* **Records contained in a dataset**
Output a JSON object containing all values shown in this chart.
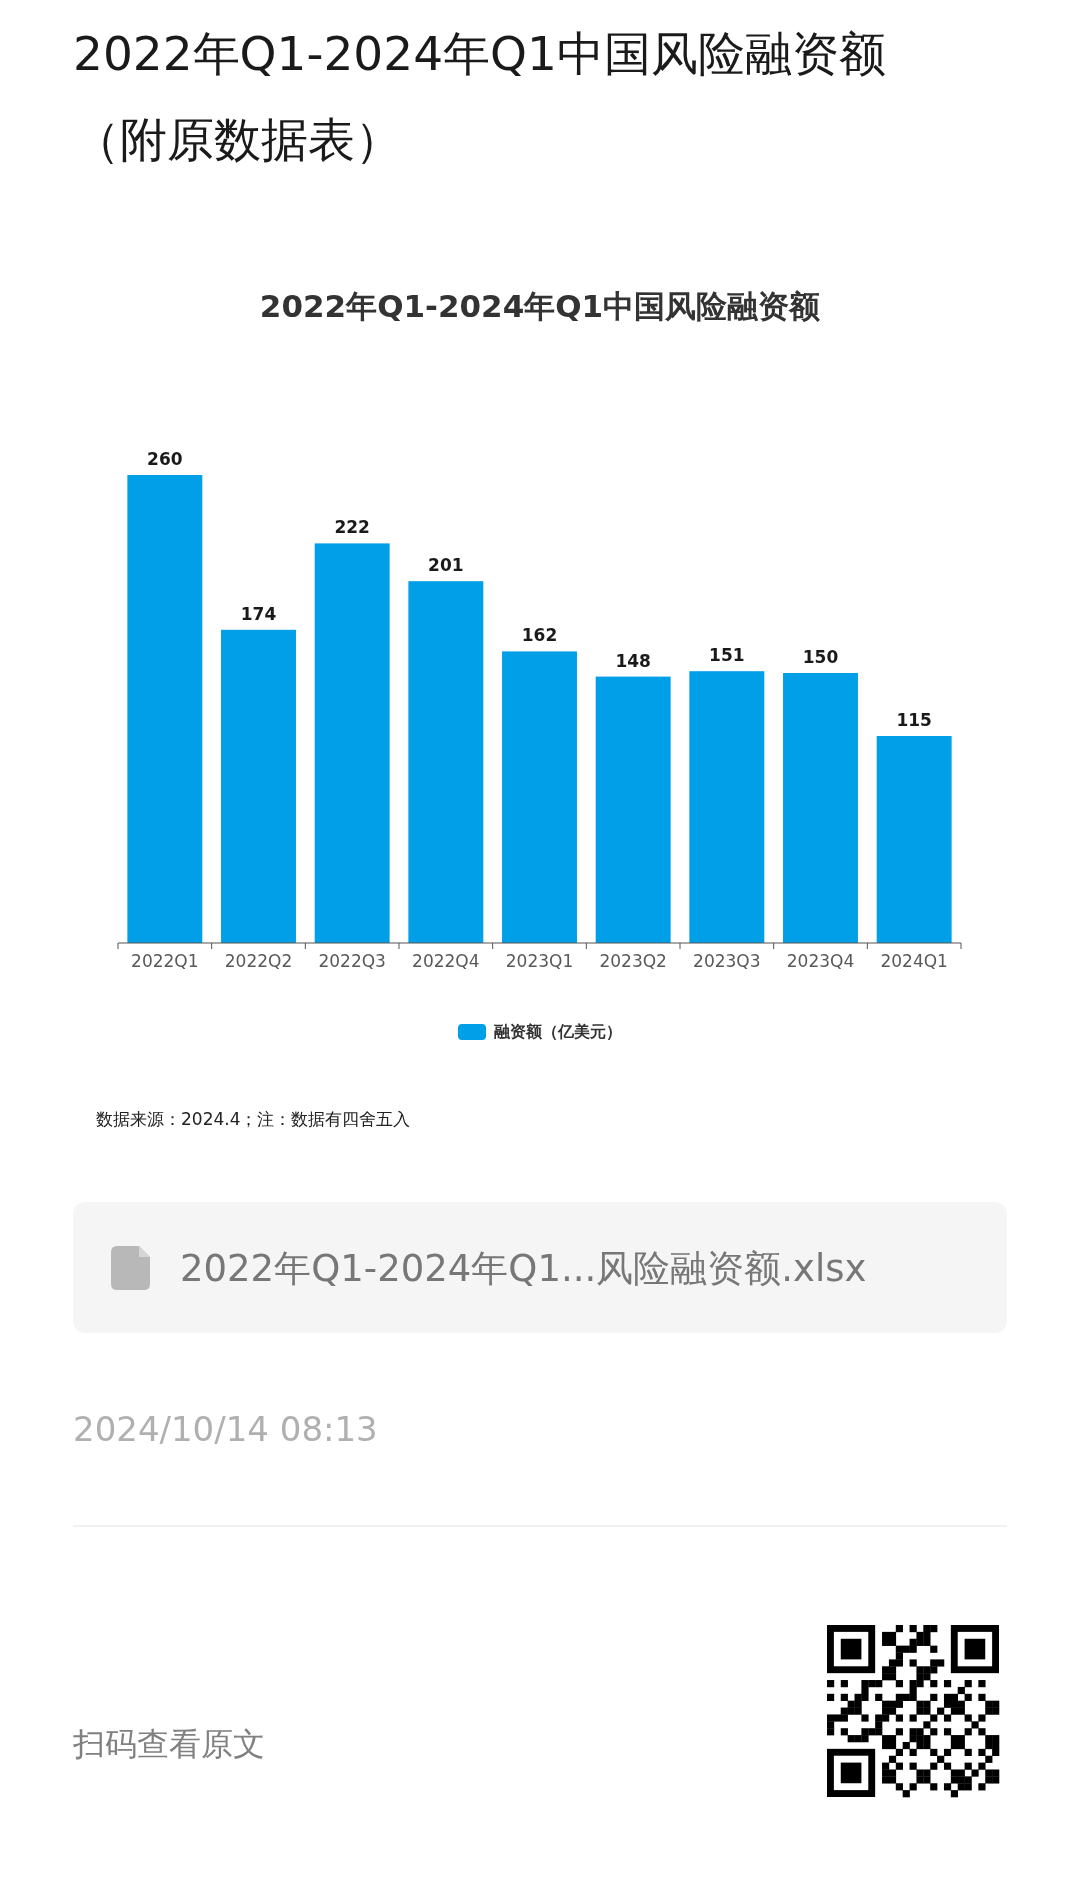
{
  "chart_data": {
    "type": "bar",
    "title": "2022年Q1-2024年Q1中国风险融资额（附原数据表）",
    "subtitle": "2022年Q1-2024年Q1中国风险融资额",
    "categories": [
      "2022Q1",
      "2022Q2",
      "2022Q3",
      "2022Q4",
      "2023Q1",
      "2023Q2",
      "2023Q3",
      "2023Q4",
      "2024Q1"
    ],
    "series": [
      {
        "name": "融资额（亿美元）",
        "color": "#009fe8",
        "values": [
          260,
          174,
          222,
          201,
          162,
          148,
          151,
          150,
          115
        ]
      }
    ],
    "data_labels": true,
    "legend": "bottom",
    "annotations": [
      "数据来源：2024.4；注：数据有四舍五入",
      "2022年Q1-2024年Q1...风险融资额.xlsx",
      "2024/10/14 08:13",
      "扫码查看原文"
    ]
  }
}
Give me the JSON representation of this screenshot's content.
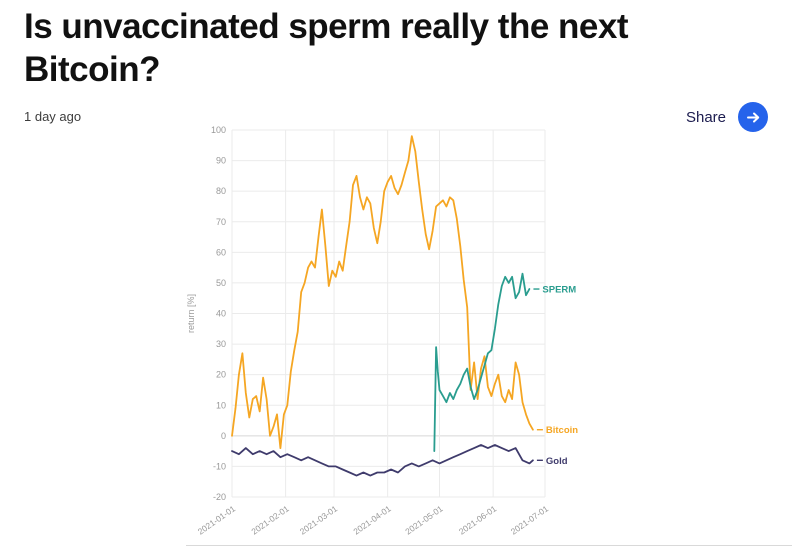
{
  "page": {
    "title": "Is unvaccinated sperm really the next Bitcoin?",
    "timestamp": "1 day ago",
    "share_label": "Share"
  },
  "colors": {
    "headline": "#111111",
    "share_button_blue": "#2563eb",
    "share_text": "#1b1b4e",
    "tick_label_gray": "#999999",
    "gridline_gray": "#ebebeb"
  },
  "icons": {
    "share_arrow": "right-arrow"
  },
  "chart_data": {
    "type": "line",
    "title": "",
    "xlabel": "",
    "ylabel": "return [%]",
    "ylim": [
      -20,
      100
    ],
    "yticks": [
      100,
      90,
      80,
      70,
      60,
      50,
      40,
      30,
      20,
      10,
      0,
      -10,
      -20
    ],
    "xticks": [
      "2021-01-01",
      "2021-02-01",
      "2021-03-01",
      "2021-04-01",
      "2021-05-01",
      "2021-06-01",
      "2021-07-01"
    ],
    "x_range": [
      "2021-01-01",
      "2021-07-01"
    ],
    "x_unit": "days since 2021-01-01",
    "grid": true,
    "legend_position": "right-of-line-ends",
    "series": [
      {
        "name": "Bitcoin",
        "color": "#f5a623",
        "x": [
          0,
          2,
          4,
          6,
          8,
          10,
          12,
          14,
          16,
          18,
          20,
          22,
          24,
          26,
          28,
          30,
          32,
          34,
          36,
          38,
          40,
          42,
          44,
          46,
          48,
          50,
          52,
          54,
          56,
          58,
          60,
          62,
          64,
          66,
          68,
          70,
          72,
          74,
          76,
          78,
          80,
          82,
          84,
          86,
          88,
          90,
          92,
          94,
          96,
          98,
          100,
          102,
          104,
          106,
          108,
          110,
          112,
          114,
          116,
          118,
          120,
          122,
          124,
          126,
          128,
          130,
          132,
          134,
          136,
          138,
          140,
          142,
          144,
          146,
          148,
          150,
          152,
          154,
          156,
          158,
          160,
          162,
          164,
          166,
          168,
          170,
          172,
          174
        ],
        "values": [
          0,
          9,
          20,
          27,
          14,
          6,
          12,
          13,
          8,
          19,
          12,
          0,
          3,
          7,
          -4,
          7,
          10,
          21,
          28,
          34,
          47,
          50,
          55,
          57,
          55,
          65,
          74,
          62,
          49,
          54,
          52,
          57,
          54,
          62,
          70,
          82,
          85,
          78,
          74,
          78,
          76,
          68,
          63,
          70,
          80,
          83,
          85,
          81,
          79,
          82,
          86,
          90,
          98,
          93,
          83,
          74,
          66,
          61,
          67,
          75,
          76,
          77,
          75,
          78,
          77,
          71,
          62,
          51,
          42,
          15,
          24,
          12,
          22,
          26,
          16,
          13,
          17,
          20,
          13,
          11,
          15,
          12,
          24,
          20,
          11,
          7,
          4,
          2
        ]
      },
      {
        "name": "SPERM",
        "color": "#2a9d8f",
        "x": [
          117,
          118,
          119,
          120,
          122,
          124,
          126,
          128,
          130,
          132,
          134,
          136,
          138,
          140,
          142,
          144,
          146,
          148,
          150,
          152,
          154,
          156,
          158,
          160,
          162,
          164,
          166,
          168,
          170,
          172
        ],
        "values": [
          -5,
          29,
          21,
          15,
          13,
          11,
          14,
          12,
          15,
          17,
          20,
          22,
          16,
          12,
          15,
          19,
          23,
          27,
          28,
          35,
          43,
          49,
          52,
          50,
          52,
          45,
          47,
          53,
          46,
          48
        ]
      },
      {
        "name": "Gold",
        "color": "#3f3b6c",
        "x": [
          0,
          4,
          8,
          12,
          16,
          20,
          24,
          28,
          32,
          36,
          40,
          44,
          48,
          52,
          56,
          60,
          64,
          68,
          72,
          76,
          80,
          84,
          88,
          92,
          96,
          100,
          104,
          108,
          112,
          116,
          120,
          124,
          128,
          132,
          136,
          140,
          144,
          148,
          152,
          156,
          160,
          164,
          168,
          172,
          174
        ],
        "values": [
          -5,
          -6,
          -4,
          -6,
          -5,
          -6,
          -5,
          -7,
          -6,
          -7,
          -8,
          -7,
          -8,
          -9,
          -10,
          -10,
          -11,
          -12,
          -13,
          -12,
          -13,
          -12,
          -12,
          -11,
          -12,
          -10,
          -9,
          -10,
          -9,
          -8,
          -9,
          -8,
          -7,
          -6,
          -5,
          -4,
          -3,
          -4,
          -3,
          -4,
          -5,
          -4,
          -8,
          -9,
          -8
        ]
      }
    ]
  }
}
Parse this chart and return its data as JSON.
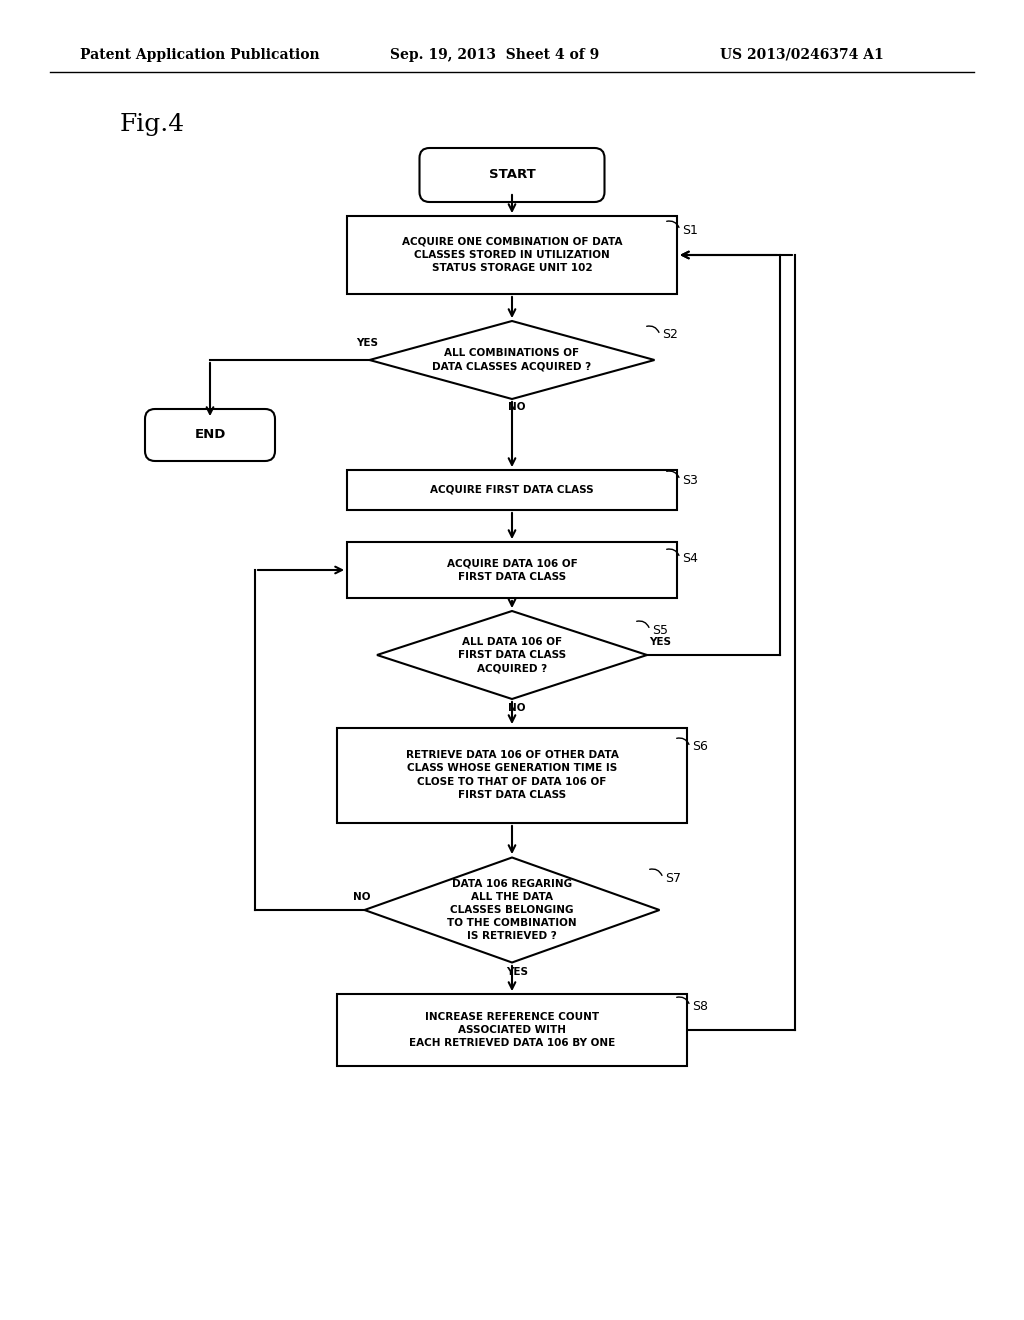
{
  "title_left": "Patent Application Publication",
  "title_mid": "Sep. 19, 2013  Sheet 4 of 9",
  "title_right": "US 2013/0246374 A1",
  "fig_label": "Fig.4",
  "background_color": "#ffffff",
  "line_color": "#000000",
  "text_color": "#000000",
  "font_size_header": 10,
  "font_size_node": 7.5,
  "font_size_label": 9,
  "font_size_fig": 18
}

* **Stated exercise**
Beginning at the line that contains "Parse this chart and return its data as JSON.", give the remaining lines of the records again exactly, through the last one. Leave out pictures.

* **Solution to this exercise**
Parse this chart and return its data as JSON.
{
  "title_left": "Patent Application Publication",
  "title_mid": "Sep. 19, 2013  Sheet 4 of 9",
  "title_right": "US 2013/0246374 A1",
  "fig_label": "Fig.4",
  "background_color": "#ffffff",
  "line_color": "#000000",
  "text_color": "#000000",
  "font_size_header": 10,
  "font_size_node": 7.5,
  "font_size_label": 9,
  "font_size_fig": 18
}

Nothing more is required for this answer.